Any pictures in the records below should be skipped; write out everything else exactly.

INPUT
#####

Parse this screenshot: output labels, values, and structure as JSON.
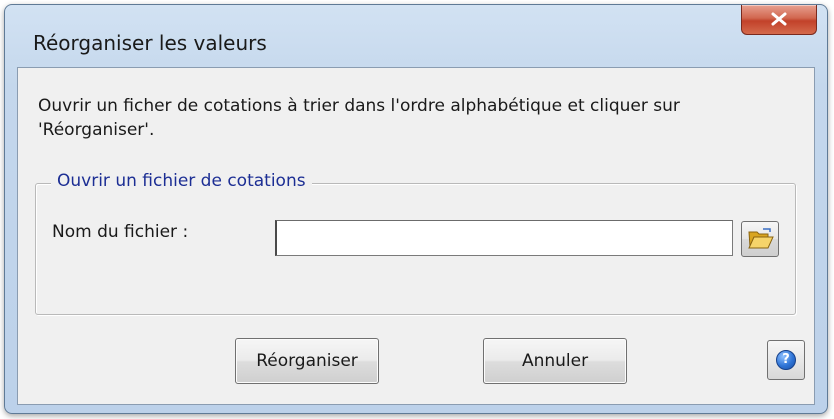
{
  "window": {
    "title": "Réorganiser les valeurs"
  },
  "content": {
    "instructions": "Ouvrir un ficher de cotations à trier dans l'ordre alphabétique et cliquer sur 'Réorganiser'."
  },
  "group": {
    "legend": "Ouvrir un fichier de cotations",
    "file_label": "Nom du fichier :",
    "file_value": "",
    "file_placeholder": ""
  },
  "buttons": {
    "reorganize": "Réorganiser",
    "cancel": "Annuler",
    "help_glyph": "?"
  },
  "icons": {
    "close": "close-icon",
    "browse": "open-folder-icon",
    "help": "help-icon"
  },
  "colors": {
    "close_button": "#c9533c",
    "group_legend": "#1c2e94",
    "help_icon": "#2f74d6",
    "window_frame": "#c4d7ec"
  }
}
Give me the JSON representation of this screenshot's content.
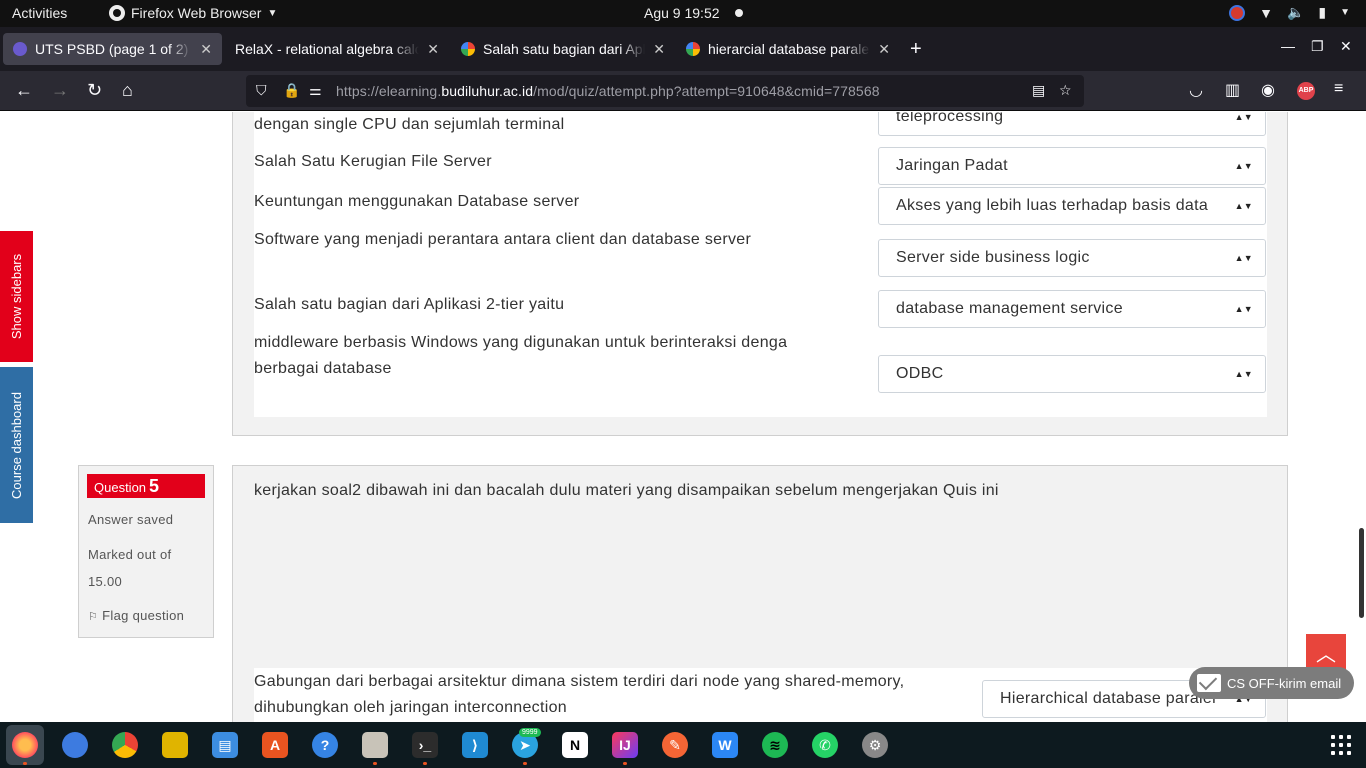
{
  "topbar": {
    "activities": "Activities",
    "app_name": "Firefox Web Browser",
    "clock": "Agu 9  19:52"
  },
  "tabs": [
    {
      "title": "UTS PSBD (page 1 of 2)",
      "active": true
    },
    {
      "title": "RelaX - relational algebra calculator",
      "active": false
    },
    {
      "title": "Salah satu bagian dari Aplikasi",
      "active": false
    },
    {
      "title": "hierarcial database paralel",
      "active": false
    }
  ],
  "navbar": {
    "url_prefix": "https://elearning.",
    "url_domain": "budiluhur.ac.id",
    "url_path": "/mod/quiz/attempt.php?attempt=910648&cmid=778568",
    "abp": "ABP"
  },
  "sidebar_tabs": {
    "show_sidebars": "Show sidebars",
    "course_dashboard": "Course dashboard"
  },
  "question4": {
    "rows": [
      {
        "text": "dengan single CPU dan sejumlah terminal",
        "selected": "teleprocessing"
      },
      {
        "text": "Salah Satu Kerugian File Server",
        "selected": "Jaringan Padat"
      },
      {
        "text": "Keuntungan menggunakan Database server",
        "selected": "Akses yang lebih luas terhadap basis data"
      },
      {
        "text": "Software yang menjadi perantara antara client dan database server",
        "selected": "Server side business logic"
      },
      {
        "text": "Salah satu bagian dari Aplikasi 2-tier  yaitu",
        "selected": "database management service"
      },
      {
        "text_line1": "middleware berbasis Windows yang digunakan untuk berinteraksi denga",
        "text_line2": "berbagai database",
        "selected": "ODBC"
      }
    ]
  },
  "question5": {
    "label": "Question",
    "number": "5",
    "status": "Answer saved",
    "marked_line1": "Marked out of",
    "marked_line2": "15.00",
    "flag": "Flag question",
    "intro": "kerjakan soal2 dibawah ini dan bacalah dulu materi yang disampaikan sebelum mengerjakan Quis ini",
    "row1_line1": "Gabungan dari berbagai arsitektur dimana sistem terdiri dari node yang shared-memory,",
    "row1_line2": "dihubungkan oleh jaringan interconnection",
    "row1_selected": "Hierarchical database paralel"
  },
  "cs_widget": "CS OFF-kirim email",
  "dock": {
    "telegram_badge": "9999"
  }
}
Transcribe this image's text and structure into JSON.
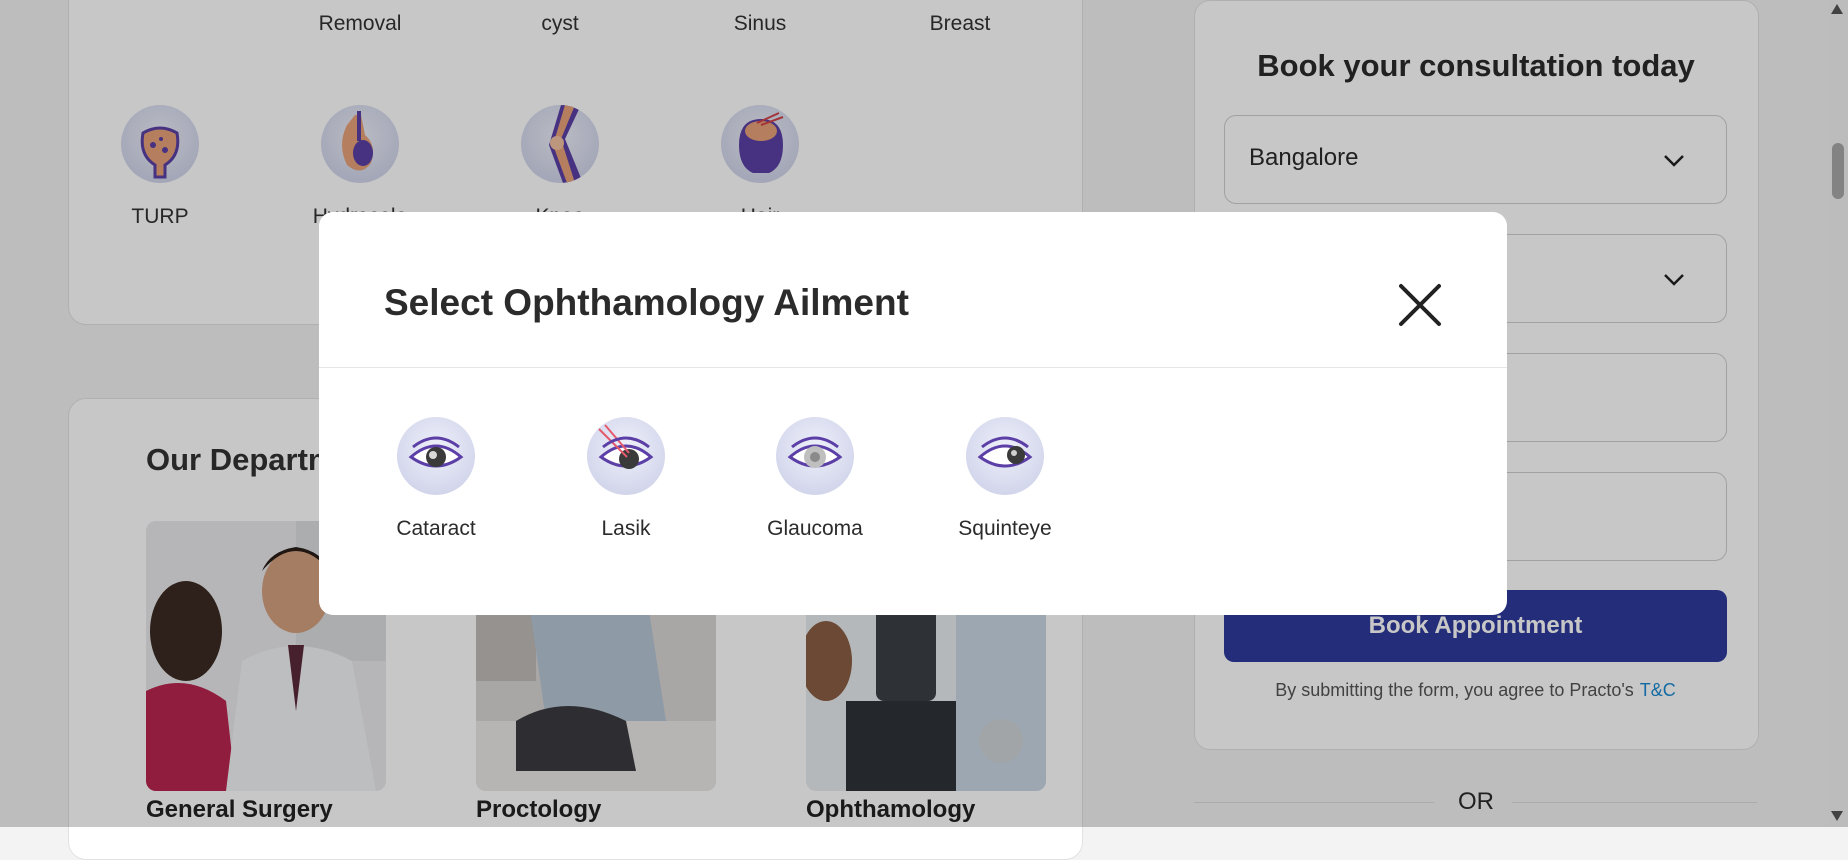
{
  "top_row": [
    "Removal",
    "cyst",
    "Sinus",
    "Breast"
  ],
  "ailments_row2": [
    "TURP",
    "Hydrocele",
    "Knee",
    "Hair"
  ],
  "departments": {
    "title": "Our Departments",
    "items": [
      "General Surgery",
      "Proctology",
      "Ophthamology"
    ]
  },
  "form": {
    "title": "Book your consultation today",
    "city": "Bangalore",
    "book_label": "Book Appointment",
    "terms_text": "By submitting the form, you agree to Practo's",
    "terms_link": "T&C",
    "or_label": "OR"
  },
  "modal": {
    "title": "Select Ophthamology Ailment",
    "items": [
      {
        "label": "Cataract",
        "icon": "cataract-eye-icon"
      },
      {
        "label": "Lasik",
        "icon": "lasik-eye-icon"
      },
      {
        "label": "Glaucoma",
        "icon": "glaucoma-eye-icon"
      },
      {
        "label": "Squinteye",
        "icon": "squint-eye-icon"
      }
    ]
  },
  "colors": {
    "accent": "#2d3a9b",
    "link": "#1a8ad1",
    "icon_purple": "#5b3fa6"
  }
}
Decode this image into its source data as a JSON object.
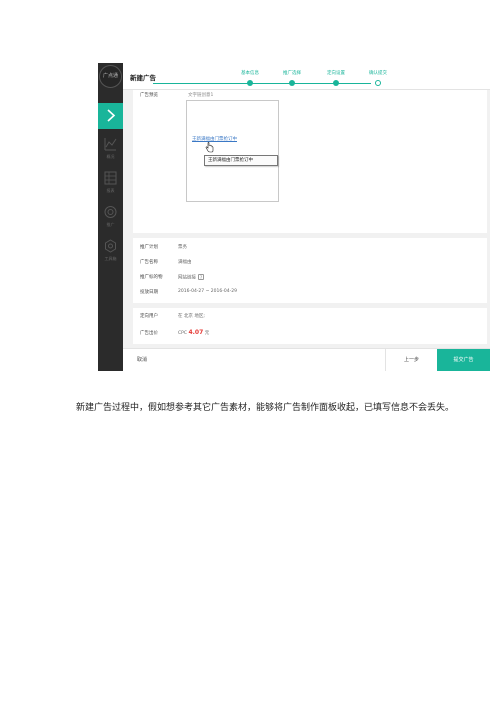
{
  "screenshot": {
    "sidebar": {
      "logo": "广点通",
      "items": [
        {
          "label": "概况",
          "icon": "chart-line-icon"
        },
        {
          "label": "报表",
          "icon": "table-icon"
        },
        {
          "label": "推广",
          "icon": "target-icon"
        },
        {
          "label": "工具箱",
          "icon": "gear-icon"
        }
      ],
      "active_icon": "chevron-right-icon"
    },
    "header": {
      "title": "新建广告",
      "steps": [
        "基本信息",
        "推广选择",
        "定向设置",
        "确认提交"
      ]
    },
    "preview": {
      "label": "广告预览",
      "creative_name": "文字链创意1",
      "link_text": "王新满福由门票抢订中",
      "tooltip": "王新满福由门票抢订中"
    },
    "info": {
      "plan_label": "推广计划",
      "plan_value": "票务",
      "name_label": "广告名称",
      "name_value": "满福由",
      "target_label": "推广标的物",
      "target_value": "网站链接",
      "date_label": "投放日期",
      "date_value": "2016-04-27 ~ 2016-04-29"
    },
    "targeting": {
      "users_label": "定向用户",
      "users_value": "在 北京 地区;",
      "bid_label": "广告出价",
      "bid_prefix": "CPC",
      "bid_price": "4.07",
      "bid_unit": "元"
    },
    "footer": {
      "cancel": "取消",
      "prev": "上一步",
      "submit": "提交广告"
    }
  },
  "paragraph": "新建广告过程中，假如想参考其它广告素材，能够将广告制作面板收起，已填写信息不会丢失。",
  "colors": {
    "accent": "#19b59a",
    "sidebar": "#2b2b2b",
    "link": "#3a78c5",
    "price": "#e53935"
  }
}
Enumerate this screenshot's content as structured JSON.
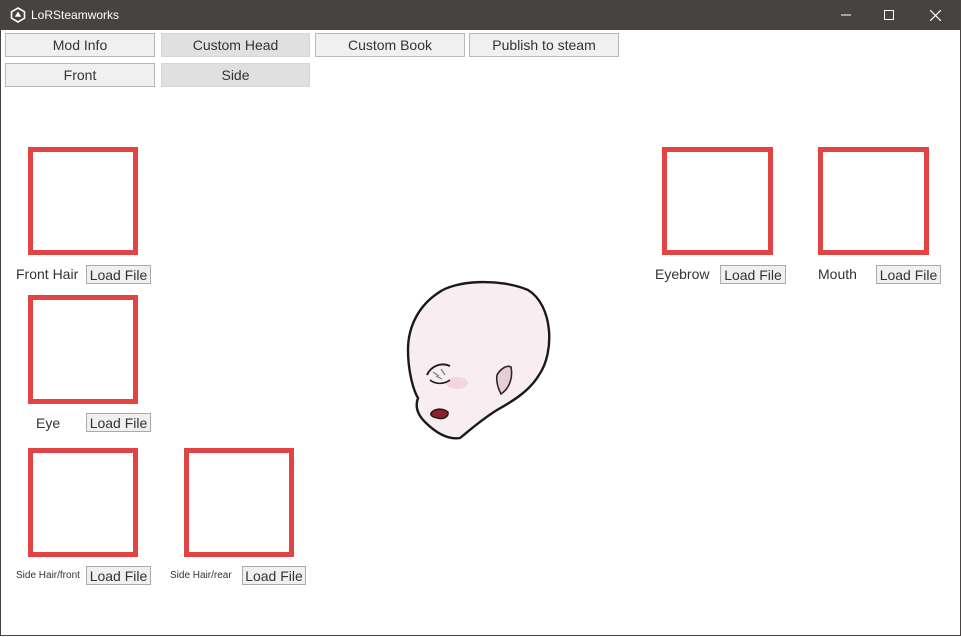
{
  "window": {
    "title": "LoRSteamworks",
    "icon": "unity-logo-icon",
    "controls": [
      "minimize-icon",
      "maximize-icon",
      "close-icon"
    ]
  },
  "tabs": {
    "mod_info": "Mod Info",
    "custom_head": "Custom Head",
    "custom_book": "Custom Book",
    "publish": "Publish to steam"
  },
  "view_tabs": {
    "front": "Front",
    "side": "Side"
  },
  "slots": {
    "front_hair": {
      "label": "Front Hair",
      "button": "Load File"
    },
    "eye": {
      "label": "Eye",
      "button": "Load File"
    },
    "side_hair_front": {
      "label": "Side Hair/front",
      "button": "Load File"
    },
    "side_hair_rear": {
      "label": "Side Hair/rear",
      "button": "Load File"
    },
    "eyebrow": {
      "label": "Eyebrow",
      "button": "Load File"
    },
    "mouth": {
      "label": "Mouth",
      "button": "Load File"
    }
  },
  "colors": {
    "titlebar": "#474340",
    "slot_border": "#e04445",
    "active_tab": "#e0e0e0"
  }
}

#####

FINISHED TASK
Parse this screenshot: output labels, values, and structure as JSON.
{
  "window": {
    "title": "Réorganiser les valeurs"
  },
  "content": {
    "instructions": "Ouvrir un ficher de cotations à trier dans l'ordre alphabétique et cliquer sur 'Réorganiser'."
  },
  "group": {
    "legend": "Ouvrir un fichier de cotations",
    "file_label": "Nom du fichier :",
    "file_value": "",
    "file_placeholder": ""
  },
  "buttons": {
    "reorganize": "Réorganiser",
    "cancel": "Annuler",
    "help_glyph": "?"
  },
  "icons": {
    "close": "close-icon",
    "browse": "open-folder-icon",
    "help": "help-icon"
  },
  "colors": {
    "close_button": "#c9533c",
    "group_legend": "#1c2e94",
    "help_icon": "#2f74d6",
    "window_frame": "#c4d7ec"
  }
}
Give me the JSON representation of this screenshot's content.
{
  "topbar": {
    "activities": "Activities",
    "app_name": "Firefox Web Browser",
    "clock": "Agu 9  19:52"
  },
  "tabs": [
    {
      "title": "UTS PSBD (page 1 of 2)",
      "active": true
    },
    {
      "title": "RelaX - relational algebra calculator",
      "active": false
    },
    {
      "title": "Salah satu bagian dari Aplikasi",
      "active": false
    },
    {
      "title": "hierarcial database paralel",
      "active": false
    }
  ],
  "navbar": {
    "url_prefix": "https://elearning.",
    "url_domain": "budiluhur.ac.id",
    "url_path": "/mod/quiz/attempt.php?attempt=910648&cmid=778568",
    "abp": "ABP"
  },
  "sidebar_tabs": {
    "show_sidebars": "Show sidebars",
    "course_dashboard": "Course dashboard"
  },
  "question4": {
    "rows": [
      {
        "text": "dengan single CPU dan sejumlah terminal",
        "selected": "teleprocessing"
      },
      {
        "text": "Salah Satu Kerugian File Server",
        "selected": "Jaringan Padat"
      },
      {
        "text": "Keuntungan menggunakan Database server",
        "selected": "Akses yang lebih luas terhadap basis data"
      },
      {
        "text": "Software yang menjadi perantara antara client dan database server",
        "selected": "Server side business logic"
      },
      {
        "text": "Salah satu bagian dari Aplikasi 2-tier  yaitu",
        "selected": "database management service"
      },
      {
        "text_line1": "middleware berbasis Windows yang digunakan untuk berinteraksi denga",
        "text_line2": "berbagai database",
        "selected": "ODBC"
      }
    ]
  },
  "question5": {
    "label": "Question",
    "number": "5",
    "status": "Answer saved",
    "marked_line1": "Marked out of",
    "marked_line2": "15.00",
    "flag": "Flag question",
    "intro": "kerjakan soal2 dibawah ini dan bacalah dulu materi yang disampaikan sebelum mengerjakan Quis ini",
    "row1_line1": "Gabungan dari berbagai arsitektur dimana sistem terdiri dari node yang shared-memory,",
    "row1_line2": "dihubungkan oleh jaringan interconnection",
    "row1_selected": "Hierarchical database paralel"
  },
  "cs_widget": "CS OFF-kirim email",
  "dock": {
    "telegram_badge": "9999"
  }
}
Transcribe this image's text and structure into JSON.
{
  "top_row": [
    "Removal",
    "cyst",
    "Sinus",
    "Breast"
  ],
  "ailments_row2": [
    "TURP",
    "Hydrocele",
    "Knee",
    "Hair"
  ],
  "departments": {
    "title": "Our Departments",
    "items": [
      "General Surgery",
      "Proctology",
      "Ophthamology"
    ]
  },
  "form": {
    "title": "Book your consultation today",
    "city": "Bangalore",
    "book_label": "Book Appointment",
    "terms_text": "By submitting the form, you agree to Practo's",
    "terms_link": "T&C",
    "or_label": "OR"
  },
  "modal": {
    "title": "Select Ophthamology Ailment",
    "items": [
      {
        "label": "Cataract",
        "icon": "cataract-eye-icon"
      },
      {
        "label": "Lasik",
        "icon": "lasik-eye-icon"
      },
      {
        "label": "Glaucoma",
        "icon": "glaucoma-eye-icon"
      },
      {
        "label": "Squinteye",
        "icon": "squint-eye-icon"
      }
    ]
  },
  "colors": {
    "accent": "#2d3a9b",
    "link": "#1a8ad1",
    "icon_purple": "#5b3fa6"
  }
}
Decode this image into its source data as a JSON object.
{
  "screenshot": {
    "sidebar": {
      "logo": "广点通",
      "items": [
        {
          "label": "概况",
          "icon": "chart-line-icon"
        },
        {
          "label": "报表",
          "icon": "table-icon"
        },
        {
          "label": "推广",
          "icon": "target-icon"
        },
        {
          "label": "工具箱",
          "icon": "gear-icon"
        }
      ],
      "active_icon": "chevron-right-icon"
    },
    "header": {
      "title": "新建广告",
      "steps": [
        "基本信息",
        "推广选择",
        "定向设置",
        "确认提交"
      ]
    },
    "preview": {
      "label": "广告预览",
      "creative_name": "文字链创意1",
      "link_text": "王新满福由门票抢订中",
      "tooltip": "王新满福由门票抢订中"
    },
    "info": {
      "plan_label": "推广计划",
      "plan_value": "票务",
      "name_label": "广告名称",
      "name_value": "满福由",
      "target_label": "推广标的物",
      "target_value": "网站链接",
      "date_label": "投放日期",
      "date_value": "2016-04-27 ~ 2016-04-29"
    },
    "targeting": {
      "users_label": "定向用户",
      "users_value": "在 北京 地区;",
      "bid_label": "广告出价",
      "bid_prefix": "CPC",
      "bid_price": "4.07",
      "bid_unit": "元"
    },
    "footer": {
      "cancel": "取消",
      "prev": "上一步",
      "submit": "提交广告"
    }
  },
  "paragraph": "新建广告过程中，假如想参考其它广告素材，能够将广告制作面板收起，已填写信息不会丢失。",
  "colors": {
    "accent": "#19b59a",
    "sidebar": "#2b2b2b",
    "link": "#3a78c5",
    "price": "#e53935"
  }
}
Enumerate this screenshot's content as structured JSON.
{
  "window": {
    "title": "LoRSteamworks",
    "icon": "unity-logo-icon",
    "controls": [
      "minimize-icon",
      "maximize-icon",
      "close-icon"
    ]
  },
  "tabs": {
    "mod_info": "Mod Info",
    "custom_head": "Custom Head",
    "custom_book": "Custom Book",
    "publish": "Publish to steam"
  },
  "view_tabs": {
    "front": "Front",
    "side": "Side"
  },
  "slots": {
    "front_hair": {
      "label": "Front Hair",
      "button": "Load File"
    },
    "eye": {
      "label": "Eye",
      "button": "Load File"
    },
    "side_hair_front": {
      "label": "Side Hair/front",
      "button": "Load File"
    },
    "side_hair_rear": {
      "label": "Side Hair/rear",
      "button": "Load File"
    },
    "eyebrow": {
      "label": "Eyebrow",
      "button": "Load File"
    },
    "mouth": {
      "label": "Mouth",
      "button": "Load File"
    }
  },
  "colors": {
    "titlebar": "#474340",
    "slot_border": "#e04445",
    "active_tab": "#e0e0e0"
  }
}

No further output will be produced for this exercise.